Reproduce the entries below in full, word for word.

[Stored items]
--------------------

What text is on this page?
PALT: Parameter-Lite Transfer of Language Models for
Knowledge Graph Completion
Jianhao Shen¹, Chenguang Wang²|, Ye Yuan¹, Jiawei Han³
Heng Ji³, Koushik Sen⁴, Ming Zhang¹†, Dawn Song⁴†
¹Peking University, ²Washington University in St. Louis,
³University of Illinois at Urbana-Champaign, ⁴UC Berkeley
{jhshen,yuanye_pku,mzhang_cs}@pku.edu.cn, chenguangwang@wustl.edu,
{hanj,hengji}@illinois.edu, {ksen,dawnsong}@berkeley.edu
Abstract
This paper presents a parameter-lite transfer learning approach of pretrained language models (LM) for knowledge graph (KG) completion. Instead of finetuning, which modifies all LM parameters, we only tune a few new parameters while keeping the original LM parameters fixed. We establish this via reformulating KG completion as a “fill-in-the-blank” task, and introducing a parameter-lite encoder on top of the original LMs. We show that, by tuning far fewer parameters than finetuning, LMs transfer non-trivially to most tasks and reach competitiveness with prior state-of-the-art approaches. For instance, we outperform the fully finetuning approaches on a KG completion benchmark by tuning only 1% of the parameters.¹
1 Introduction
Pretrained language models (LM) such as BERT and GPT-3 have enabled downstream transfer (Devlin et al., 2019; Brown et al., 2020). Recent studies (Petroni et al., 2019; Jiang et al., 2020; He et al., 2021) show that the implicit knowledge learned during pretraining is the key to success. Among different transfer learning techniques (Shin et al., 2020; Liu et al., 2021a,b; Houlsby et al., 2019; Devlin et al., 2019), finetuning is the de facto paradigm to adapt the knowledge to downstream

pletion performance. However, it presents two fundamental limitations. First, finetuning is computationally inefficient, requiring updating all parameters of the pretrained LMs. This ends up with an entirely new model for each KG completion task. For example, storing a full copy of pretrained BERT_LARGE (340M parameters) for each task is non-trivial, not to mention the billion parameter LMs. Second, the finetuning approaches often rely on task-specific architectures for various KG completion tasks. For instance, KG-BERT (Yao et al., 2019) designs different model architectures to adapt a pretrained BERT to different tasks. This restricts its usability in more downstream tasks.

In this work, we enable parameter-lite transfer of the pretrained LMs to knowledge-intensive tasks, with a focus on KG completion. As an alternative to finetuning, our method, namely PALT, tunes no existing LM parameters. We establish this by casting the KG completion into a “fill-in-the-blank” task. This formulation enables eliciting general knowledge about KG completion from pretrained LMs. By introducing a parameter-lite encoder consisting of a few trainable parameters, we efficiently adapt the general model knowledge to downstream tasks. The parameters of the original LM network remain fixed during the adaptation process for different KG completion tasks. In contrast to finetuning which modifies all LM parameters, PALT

--------------------

- OUTPUT OF THE EXERCISE -
What text is on this page?
PALT: Parameter-Lite Transfer of Language Models for
Knowledge Graph Completion
Jianhao Shen¹, Chenguang Wang²|, Ye Yuan¹, Jiawei Han³
Heng Ji³, Koushik Sen⁴, Ming Zhang¹†, Dawn Song⁴†
¹Peking University, ²Washington University in St. Louis,
³University of Illinois at Urbana-Champaign, ⁴UC Berkeley
{jhshen,yuanye_pku,mzhang_cs}@pku.edu.cn, chenguangwang@wustl.edu,
{hanj,hengji}@illinois.edu, {ksen,dawnsong}@berkeley.edu
Abstract
This paper presents a parameter-lite transfer learning approach of pretrained language models (LM) for knowledge graph (KG) completion. Instead of finetuning, which modifies all LM parameters, we only tune a few new parameters while keeping the original LM parameters fixed. We establish this via reformulating KG completion as a “fill-in-the-blank” task, and introducing a parameter-lite encoder on top of the original LMs. We show that, by tuning far fewer parameters than finetuning, LMs transfer non-trivially to most tasks and reach competitiveness with prior state-of-the-art approaches. For instance, we outperform the fully finetuning approaches on a KG completion benchmark by tuning only 1% of the parameters.¹
1 Introduction
Pretrained language models (LM) such as BERT and GPT-3 have enabled downstream transfer (Devlin et al., 2019; Brown et al., 2020). Recent studies (Petroni et al., 2019; Jiang et al., 2020; He et al., 2021) show that the implicit knowledge learned during pretraining is the key to success. Among different transfer learning techniques (Shin et al., 2020; Liu et al., 2021a,b; Houlsby et al., 2019; Devlin et al., 2019), finetuning is the de facto paradigm to adapt the knowledge to downstream

pletion performance. However, it presents two fundamental limitations. First, finetuning is computationally inefficient, requiring updating all parameters of the pretrained LMs. This ends up with an entirely new model for each KG completion task. For example, storing a full copy of pretrained BERT_LARGE (340M parameters) for each task is non-trivial, not to mention the billion parameter LMs. Second, the finetuning approaches often rely on task-specific architectures for various KG completion tasks. For instance, KG-BERT (Yao et al., 2019) designs different model architectures to adapt a pretrained BERT to different tasks. This restricts its usability in more downstream tasks.

In this work, we enable parameter-lite transfer of the pretrained LMs to knowledge-intensive tasks, with a focus on KG completion. As an alternative to finetuning, our method, namely PALT, tunes no existing LM parameters. We establish this by casting the KG completion into a “fill-in-the-blank” task. This formulation enables eliciting general knowledge about KG completion from pretrained LMs. By introducing a parameter-lite encoder consisting of a few trainable parameters, we efficiently adapt the general model knowledge to downstream tasks. The parameters of the original LM network remain fixed during the adaptation process for different KG completion tasks. In contrast to finetuning which modifies all LM parameters, PALT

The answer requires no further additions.